▸ **REQUEST**
Would you pull out every line of the material that contains the string "ngày"?

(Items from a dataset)
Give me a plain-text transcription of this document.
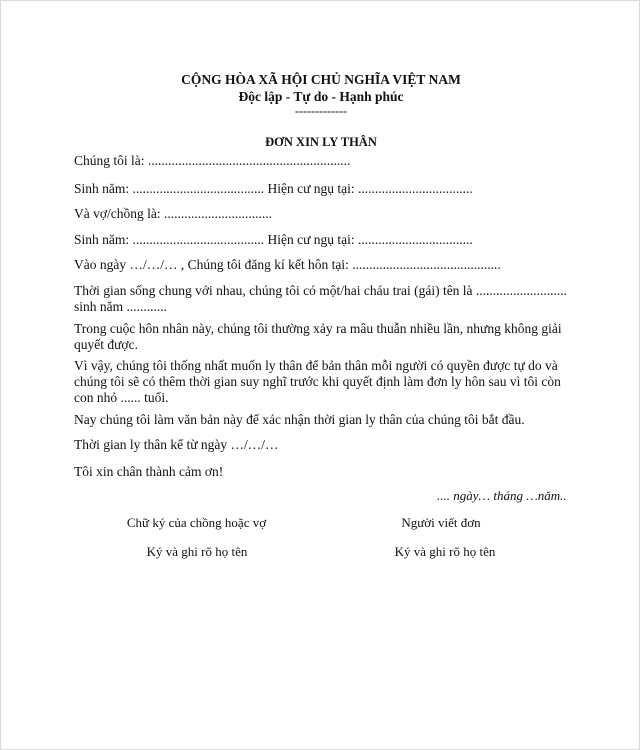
CỘNG HÒA XÃ HỘI CHỦ NGHĨA VIỆT NAM
Độc lập - Tự do - Hạnh phúc
-------------
ĐƠN XIN LY THÂN
Chúng tôi là: ............................................................
Sinh năm: ....................................... Hiện cư ngụ tại: ..................................
Và vợ/chồng là: ................................
Sinh năm: ....................................... Hiện cư ngụ tại: ..................................
Vào ngày …/…/… , Chúng tôi đăng kí kết hôn tại: ............................................
Thời gian sống chung với nhau, chúng tôi có một/hai cháu trai (gái) tên là ........................... sinh năm ............
Trong cuộc hôn nhân này, chúng tôi thường xảy ra mâu thuẫn nhiều lần, nhưng không giải quyết được.
Vì vậy, chúng tôi thống nhất muốn ly thân để bản thân mỗi người có quyền được tự do và chúng tôi sẽ có thêm thời gian suy nghĩ trước khi quyết định làm đơn ly hôn sau vì tôi còn con nhỏ ...... tuổi.
Nay chúng tôi làm văn bản này để xác nhận thời gian ly thân của chúng tôi bắt đầu.
Thời gian ly thân kể từ ngày …/…/…
Tôi xin chân thành cảm ơn!
.... ngày… tháng …năm..
Chữ ký của chồng hoặc vợ	Người viết đơn
Ký và ghi rõ họ tên	Ký và ghi rõ họ tên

▸ **OUTPUT OF THE TASK**
Vào ngày …/…/… , Chúng tôi đăng kí kết hôn tại: ............................................
Thời gian ly thân kể từ ngày …/…/…
.... ngày… tháng …năm..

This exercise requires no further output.